> **Text excerpt**
┌──

70 F.3d 321
UNITED STATES of America, Plaintiff-Appellee,
v.
Stephan Gary HILL, Defendant-Appellant.
No. 95-5431.
United States Court of Appeals,
Fourth Circuit.
Argued Sept. 29, 1995.
Decided Nov. 27, 1995.
ARGUED: Langdon Dwight Long, Assistant Federal Public Defender, Columbia, South Carolina, for Appellant. Dean Arthur Eichelberger, Assistant United States Attorney, Columbia, South Carolina, for Appellee. ON BRIEF: J. Preston Strom, Jr., United States Attorney, Columbia, South Carolina, for Appellee.
Before WILKINSON, WILLIAMS, and MOTZ, Circuit Judges.
Dismissed by published opinion. Judge WILLIAMS wrote the opinion, in which Judge WILKINSON and Judge MOTZ joined.

└──

> **Task details**
Update the case caption by reproducing it starting with "Stephan Gary HILL, Defendant-Appellant." and going on through "MOTZ, Circuit Judges.", with "Columbia" changed to "Charleston" throughout.

> **Supplied data**
┌──

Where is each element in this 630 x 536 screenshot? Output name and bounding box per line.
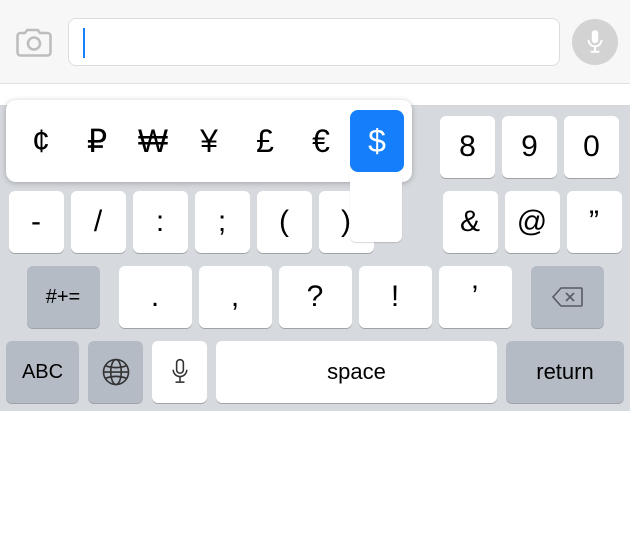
popup-option-pound[interactable]: £ (238, 110, 292, 172)
key-9[interactable]: 9 (502, 116, 557, 178)
text-input[interactable] (68, 18, 560, 66)
popup-option-cent[interactable]: ¢ (14, 110, 68, 172)
key-period[interactable]: . (119, 266, 192, 328)
currency-popup: ¢ ₽ ₩ ¥ £ € $ (6, 100, 412, 182)
key-return[interactable]: return (506, 341, 624, 403)
key-at[interactable]: @ (505, 191, 560, 253)
keyboard-row-4: ABC space return (6, 341, 624, 403)
key-symbols[interactable]: #+= (27, 266, 100, 328)
text-cursor (83, 28, 85, 58)
popup-option-dollar[interactable]: $ (350, 110, 404, 172)
popup-option-ruble[interactable]: ₽ (70, 110, 124, 172)
keyboard-row-3: #+= . , ? ! ’ (6, 266, 624, 328)
key-paren-open[interactable]: ( (257, 191, 312, 253)
key-abc[interactable]: ABC (6, 341, 79, 403)
key-slash[interactable]: / (71, 191, 126, 253)
popup-option-yen[interactable]: ¥ (182, 110, 236, 172)
key-exclaim[interactable]: ! (359, 266, 432, 328)
key-8[interactable]: 8 (440, 116, 495, 178)
popup-option-won[interactable]: ₩ (126, 110, 180, 172)
key-semicolon[interactable]: ; (195, 191, 250, 253)
key-dash[interactable]: - (9, 191, 64, 253)
key-comma[interactable]: , (199, 266, 272, 328)
key-dictate[interactable] (152, 341, 207, 403)
camera-icon[interactable] (12, 24, 56, 60)
backspace-icon (551, 285, 583, 309)
dictation-button[interactable] (572, 19, 618, 65)
key-quote[interactable]: ” (567, 191, 622, 253)
key-globe[interactable] (88, 341, 143, 403)
microphone-icon (171, 358, 189, 386)
popup-option-euro[interactable]: € (294, 110, 348, 172)
key-amp[interactable]: & (443, 191, 498, 253)
key-0[interactable]: 0 (564, 116, 619, 178)
key-backspace[interactable] (531, 266, 604, 328)
key-space[interactable]: space (216, 341, 497, 403)
keyboard-row-2: - / : ; ( ) $ & @ ” (6, 191, 624, 253)
key-question[interactable]: ? (279, 266, 352, 328)
globe-icon (101, 357, 131, 387)
key-apostrophe[interactable]: ’ (439, 266, 512, 328)
input-toolbar (0, 0, 630, 84)
key-colon[interactable]: : (133, 191, 188, 253)
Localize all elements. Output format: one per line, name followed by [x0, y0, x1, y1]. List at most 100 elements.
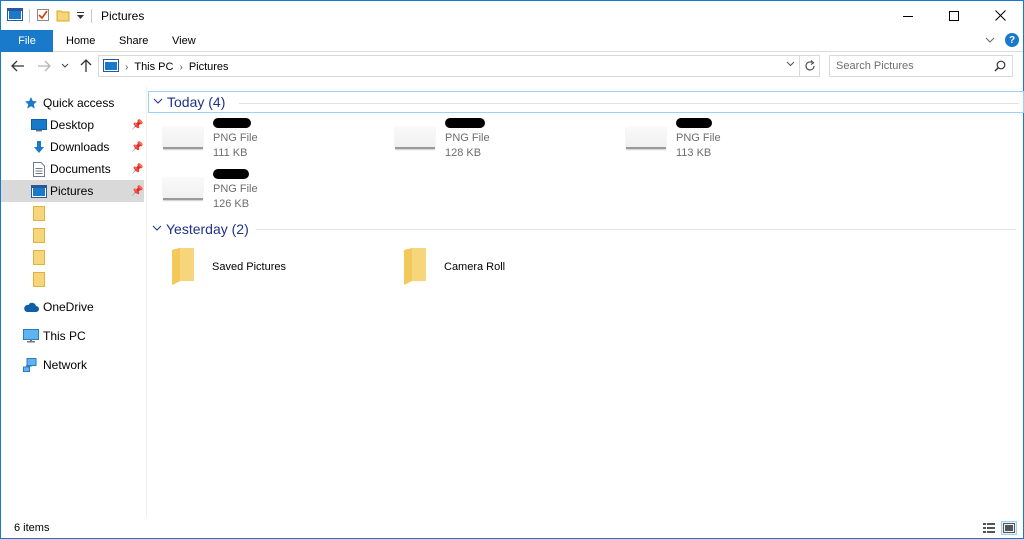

└──

> **Worked solution**
Stephan Gary HILL, Defendant-Appellant.
No. 95-5431.
United States Court of Appeals,
Fourth Circuit.
Argued Sept. 29, 1995.
Decided Nov. 27, 1995.
ARGUED: Langdon Dwight Long, Assistant Federal Public Defender, Charleston, South Carolina, for Appellant. Dean Arthur Eichelberger, Assistant United States Attorney, Charleston, South Carolina, for Appellee. ON BRIEF: J. Preston Strom, Jr., United States Attorney, Charleston, South Carolina, for Appellee.
Before WILKINSON, WILLIAMS, and MOTZ, Circuit Judges.